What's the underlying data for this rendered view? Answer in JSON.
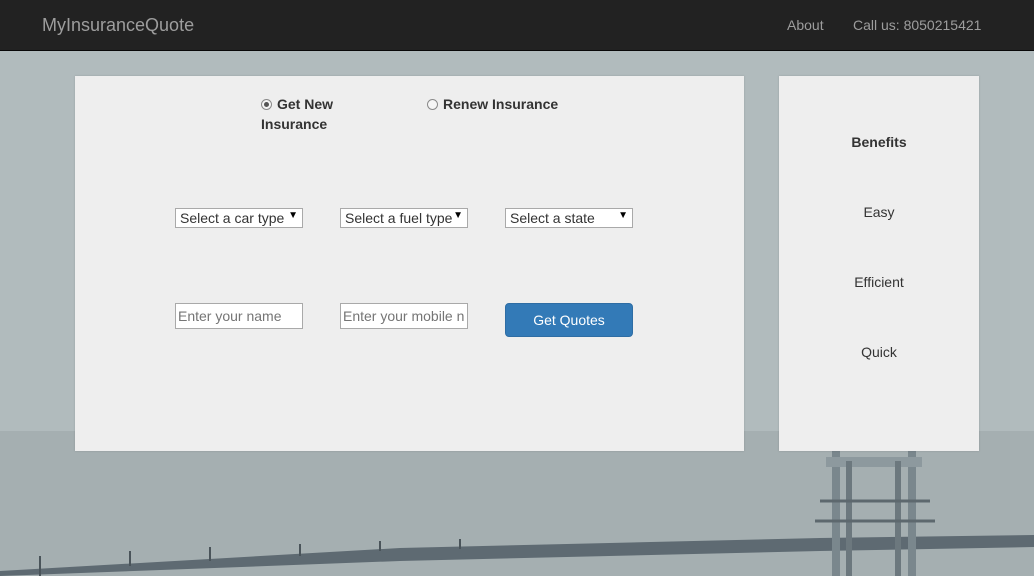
{
  "navbar": {
    "brand": "MyInsuranceQuote",
    "about": "About",
    "call": "Call us: 8050215421"
  },
  "form": {
    "radio_new_line1": "Get New",
    "radio_new_line2": "Insurance",
    "radio_renew": "Renew Insurance",
    "car_type": "Select a car type",
    "fuel_type": "Select a fuel type",
    "state": "Select a state",
    "name_placeholder": "Enter your name",
    "mobile_placeholder": "Enter your mobile number",
    "submit": "Get Quotes"
  },
  "benefits": {
    "title": "Benefits",
    "items": [
      "Easy",
      "Efficient",
      "Quick"
    ]
  }
}
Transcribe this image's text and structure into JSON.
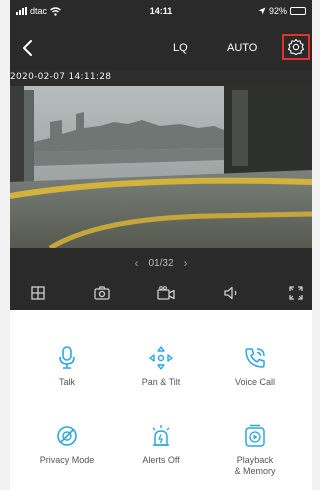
{
  "status_bar": {
    "carrier": "dtac",
    "time": "14:11",
    "battery": "92%",
    "battery_level": 0.92
  },
  "header": {
    "quality": "LQ",
    "mode": "AUTO"
  },
  "video": {
    "timestamp": "2020-02-07 14:11:28"
  },
  "pager": {
    "page": "01/32"
  },
  "actions": {
    "talk": "Talk",
    "pan_tilt": "Pan & Tilt",
    "voice_call": "Voice Call",
    "privacy_mode": "Privacy Mode",
    "alerts_off": "Alerts Off",
    "playback_line1": "Playback",
    "playback_line2": "& Memory"
  },
  "colors": {
    "accent": "#2aa7e0",
    "highlight_border": "#e2322b",
    "dark_background": "#2a2a2a"
  },
  "icons": [
    "back-icon",
    "settings-icon",
    "grid-icon",
    "camera-icon",
    "record-icon",
    "speaker-icon",
    "fullscreen-icon",
    "microphone-icon",
    "pan-tilt-icon",
    "phone-icon",
    "privacy-icon",
    "alert-icon",
    "playback-icon"
  ]
}
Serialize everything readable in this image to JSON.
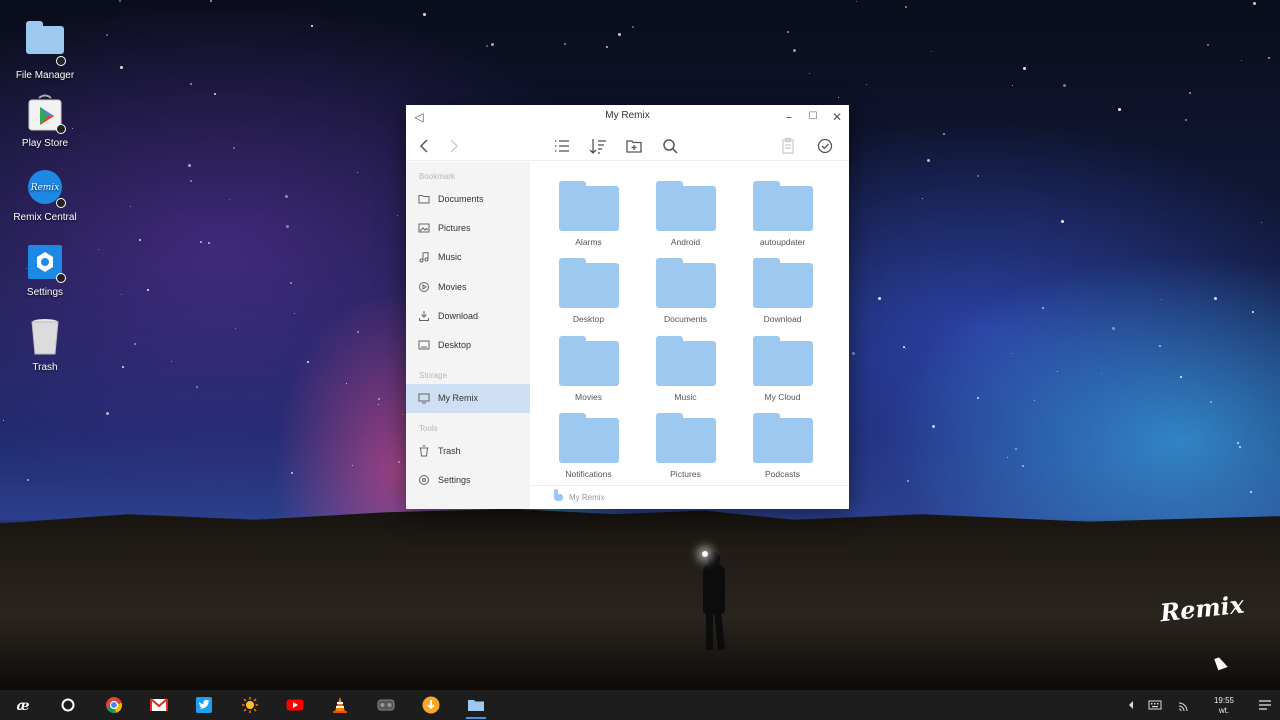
{
  "desktop": {
    "icons": [
      {
        "label": "File Manager",
        "icon": "folder-icon"
      },
      {
        "label": "Play Store",
        "icon": "play-store-icon"
      },
      {
        "label": "Remix Central",
        "icon": "remix-central-icon"
      },
      {
        "label": "Settings",
        "icon": "settings-icon"
      },
      {
        "label": "Trash",
        "icon": "trash-icon"
      }
    ],
    "watermark": "Remix"
  },
  "window": {
    "title": "My Remix",
    "sidebar": {
      "sections": {
        "bookmark": "Bookmark",
        "storage": "Storage",
        "tools": "Tools"
      },
      "bookmarks": [
        {
          "label": "Documents",
          "icon": "document-icon"
        },
        {
          "label": "Pictures",
          "icon": "picture-icon"
        },
        {
          "label": "Music",
          "icon": "music-icon"
        },
        {
          "label": "Movies",
          "icon": "movie-icon"
        },
        {
          "label": "Download",
          "icon": "download-icon"
        },
        {
          "label": "Desktop",
          "icon": "desktop-icon"
        }
      ],
      "storage": [
        {
          "label": "My Remix",
          "icon": "monitor-icon",
          "active": true
        }
      ],
      "tools": [
        {
          "label": "Trash",
          "icon": "trash-icon"
        },
        {
          "label": "Settings",
          "icon": "gear-icon"
        }
      ]
    },
    "folders": [
      "Alarms",
      "Android",
      "autoupdater",
      "Desktop",
      "Documents",
      "Download",
      "Movies",
      "Music",
      "My Cloud",
      "Notifications",
      "Pictures",
      "Podcasts"
    ],
    "status_path": "My Remix"
  },
  "taskbar": {
    "apps": [
      "remix-start-icon",
      "search-circle-icon",
      "chrome-icon",
      "gmail-icon",
      "twitter-icon",
      "weather-icon",
      "youtube-icon",
      "vlc-icon",
      "game-icon",
      "download-app-icon",
      "file-manager-icon"
    ],
    "clock": {
      "time": "19:55",
      "day": "wt."
    }
  },
  "colors": {
    "folder": "#9dc9f0",
    "active_sidebar": "#cfdff3",
    "taskbar": "#1d1d1d"
  }
}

#####

→ Written task: Count every line of the records that holds the string "this". Write only the total.

→ Written solution: 3